EXCERPT PROVIDED:
It should come as no surprise that many people marveled over Sucre’s (3025 Magazine St., Uptown) king cake. The plain flavor cake made by the joint venture of Joel Dondis and Tariq Hanna mixes cream cheese into the dough resulting in moist texture. Of equal importance, they nailed the ratios of sugar and cinnamon. While both tastes are present, neither overpowers. In fact, perfectly blended ingredients – a harmony whereby each bite guarantees a sampling (no pockets of one flavor) – is perhaps Sucre’s strongest feature.


The cake’s most prominent feature is certainly the icing. As mentioned the looks are stunning, flat, pastel Mardi Gras colors with specks of glitter suspended within. The flavor keeps pace, neither too sweet nor too dry, or too generic. The literal icing on the cake, is that the icing is unique, and as good as it looks.


Sucre’s King Cake is delivered in a petite, slender white box cradling an 9-inch braided King Cake, along with some Mardi Gras beads, an informational card, and a shiny gold Baby Jesus. The cake’s lightly iced surface “spray-painted” with the slightest variations of purple & gold and  embedded with glitter was just as stunning as the packaging.


Need proof beyond our firewalls that it’s good? This one comes with the approval of NFL stars Mark Ingram and Patrick Peterson.




Adrian’s Bakery and Ice Cream (4710 Paris Ave, 2016 O.C. Haley) offers a more traditional, fluffier cake. A few people in the crowd said they preferred less chewy festive fare. “It’s a little too fluffy for me, I prefer less bread,” one critic commented. However, some in the crowd appreciated the classic feel of the confection. “I love Adrian’s,” said one taster. “They’re still my favorite.”


Adrian’s has been in business for seven years, and king cake is just the beginning. They also do cakes for occasions from weddings, to baby showers, to birthday parties.

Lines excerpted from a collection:
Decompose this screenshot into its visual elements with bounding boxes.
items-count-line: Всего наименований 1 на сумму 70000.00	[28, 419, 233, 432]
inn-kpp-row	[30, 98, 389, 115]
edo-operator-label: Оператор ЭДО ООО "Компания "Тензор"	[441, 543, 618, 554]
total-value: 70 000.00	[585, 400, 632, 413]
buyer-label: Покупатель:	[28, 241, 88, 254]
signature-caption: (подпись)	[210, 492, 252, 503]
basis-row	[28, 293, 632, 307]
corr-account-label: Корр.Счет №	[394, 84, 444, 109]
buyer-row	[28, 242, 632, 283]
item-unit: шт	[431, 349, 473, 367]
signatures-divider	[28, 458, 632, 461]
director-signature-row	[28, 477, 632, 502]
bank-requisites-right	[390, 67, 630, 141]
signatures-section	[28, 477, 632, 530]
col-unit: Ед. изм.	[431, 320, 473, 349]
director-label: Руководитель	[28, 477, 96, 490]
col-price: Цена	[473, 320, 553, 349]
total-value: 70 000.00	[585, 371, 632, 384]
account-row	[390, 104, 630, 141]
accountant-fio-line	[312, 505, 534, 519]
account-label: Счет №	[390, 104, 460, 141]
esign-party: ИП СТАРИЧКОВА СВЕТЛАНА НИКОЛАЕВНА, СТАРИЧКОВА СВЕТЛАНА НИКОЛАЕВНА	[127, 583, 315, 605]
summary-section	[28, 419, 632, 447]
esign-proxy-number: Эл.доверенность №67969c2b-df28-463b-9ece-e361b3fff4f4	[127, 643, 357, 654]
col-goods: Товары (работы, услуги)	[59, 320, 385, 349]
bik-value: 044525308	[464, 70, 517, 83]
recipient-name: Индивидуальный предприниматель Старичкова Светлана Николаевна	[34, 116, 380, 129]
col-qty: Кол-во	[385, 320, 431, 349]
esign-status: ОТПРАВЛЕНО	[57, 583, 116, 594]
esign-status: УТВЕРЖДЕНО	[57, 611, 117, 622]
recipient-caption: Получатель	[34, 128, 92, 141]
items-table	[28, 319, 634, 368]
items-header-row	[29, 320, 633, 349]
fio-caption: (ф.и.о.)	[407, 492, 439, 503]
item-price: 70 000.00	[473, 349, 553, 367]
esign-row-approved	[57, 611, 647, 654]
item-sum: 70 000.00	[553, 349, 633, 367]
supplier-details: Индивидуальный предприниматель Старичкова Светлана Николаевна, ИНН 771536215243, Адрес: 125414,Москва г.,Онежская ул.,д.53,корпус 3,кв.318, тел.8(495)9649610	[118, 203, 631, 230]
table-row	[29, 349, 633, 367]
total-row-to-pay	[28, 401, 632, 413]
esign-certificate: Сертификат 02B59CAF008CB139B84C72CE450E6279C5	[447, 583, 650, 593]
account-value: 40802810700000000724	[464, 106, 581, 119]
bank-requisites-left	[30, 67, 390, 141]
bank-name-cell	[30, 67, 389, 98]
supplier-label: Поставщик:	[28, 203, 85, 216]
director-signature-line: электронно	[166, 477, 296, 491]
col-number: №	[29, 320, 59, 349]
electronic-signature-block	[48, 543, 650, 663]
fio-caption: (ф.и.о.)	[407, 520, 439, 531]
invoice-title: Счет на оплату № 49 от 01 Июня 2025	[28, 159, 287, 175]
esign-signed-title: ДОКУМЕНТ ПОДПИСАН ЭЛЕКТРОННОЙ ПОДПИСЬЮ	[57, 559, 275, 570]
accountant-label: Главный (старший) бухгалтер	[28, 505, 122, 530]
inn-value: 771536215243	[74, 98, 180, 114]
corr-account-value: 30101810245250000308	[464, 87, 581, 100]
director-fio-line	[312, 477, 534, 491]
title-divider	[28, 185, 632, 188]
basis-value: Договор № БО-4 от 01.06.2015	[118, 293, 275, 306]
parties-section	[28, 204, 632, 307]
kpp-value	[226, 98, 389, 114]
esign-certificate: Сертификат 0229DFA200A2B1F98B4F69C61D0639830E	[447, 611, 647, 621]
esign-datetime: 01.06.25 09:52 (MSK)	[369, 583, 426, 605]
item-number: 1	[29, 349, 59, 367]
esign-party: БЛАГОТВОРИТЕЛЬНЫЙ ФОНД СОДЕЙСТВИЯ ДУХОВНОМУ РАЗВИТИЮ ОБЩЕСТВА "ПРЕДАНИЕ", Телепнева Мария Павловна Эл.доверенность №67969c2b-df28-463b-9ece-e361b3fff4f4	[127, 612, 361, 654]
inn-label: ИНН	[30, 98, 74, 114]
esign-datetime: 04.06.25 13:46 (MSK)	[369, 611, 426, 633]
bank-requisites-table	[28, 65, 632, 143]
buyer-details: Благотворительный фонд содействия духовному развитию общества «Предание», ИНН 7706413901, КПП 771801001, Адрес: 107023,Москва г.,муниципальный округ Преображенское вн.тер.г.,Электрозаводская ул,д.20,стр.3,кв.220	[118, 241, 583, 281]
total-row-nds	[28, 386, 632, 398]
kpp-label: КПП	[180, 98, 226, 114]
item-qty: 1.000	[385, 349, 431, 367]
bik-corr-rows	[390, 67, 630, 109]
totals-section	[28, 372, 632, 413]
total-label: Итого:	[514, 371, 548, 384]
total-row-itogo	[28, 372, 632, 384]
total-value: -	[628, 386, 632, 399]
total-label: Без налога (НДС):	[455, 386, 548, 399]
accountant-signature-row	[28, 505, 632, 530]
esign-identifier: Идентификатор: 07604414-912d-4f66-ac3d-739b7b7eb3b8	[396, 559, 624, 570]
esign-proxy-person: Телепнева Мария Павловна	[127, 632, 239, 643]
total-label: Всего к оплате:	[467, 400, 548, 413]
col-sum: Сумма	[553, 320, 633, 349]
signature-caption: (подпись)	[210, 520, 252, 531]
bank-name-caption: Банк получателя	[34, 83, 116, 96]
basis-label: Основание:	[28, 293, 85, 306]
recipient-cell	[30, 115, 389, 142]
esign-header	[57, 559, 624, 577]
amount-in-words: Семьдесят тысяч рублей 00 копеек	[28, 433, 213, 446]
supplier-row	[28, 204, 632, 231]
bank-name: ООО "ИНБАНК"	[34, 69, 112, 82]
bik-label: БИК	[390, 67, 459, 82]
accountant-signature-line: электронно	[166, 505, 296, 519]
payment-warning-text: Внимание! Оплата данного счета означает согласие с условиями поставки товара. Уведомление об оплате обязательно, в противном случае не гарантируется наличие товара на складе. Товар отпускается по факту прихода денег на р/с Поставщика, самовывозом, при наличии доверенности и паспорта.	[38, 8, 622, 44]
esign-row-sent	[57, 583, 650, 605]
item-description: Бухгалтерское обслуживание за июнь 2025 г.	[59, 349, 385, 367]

ACTIONS TO TAKE:
[a] Repeat the stretch of the king cake review from "Sucre’s King Cake" through "and Patrick Peterson.", switching "beads" to "necklaces".
[b] According to the king cake review, how long has Adrian's been in business?

SOLVED TASKS:
[a]
Sucre’s King Cake is delivered in a petite, slender white box cradling an 9-inch braided King Cake, along with some Mardi Gras necklaces, an informational card, and a shiny gold Baby Jesus. The cake’s lightly iced surface “spray-painted” with the slightest variations of purple & gold and  embedded with glitter was just as stunning as the packaging.


Need proof beyond our firewalls that it’s good? This one comes with the approval of NFL stars Mark Ingram and Patrick Peterson.

[b] Seven years.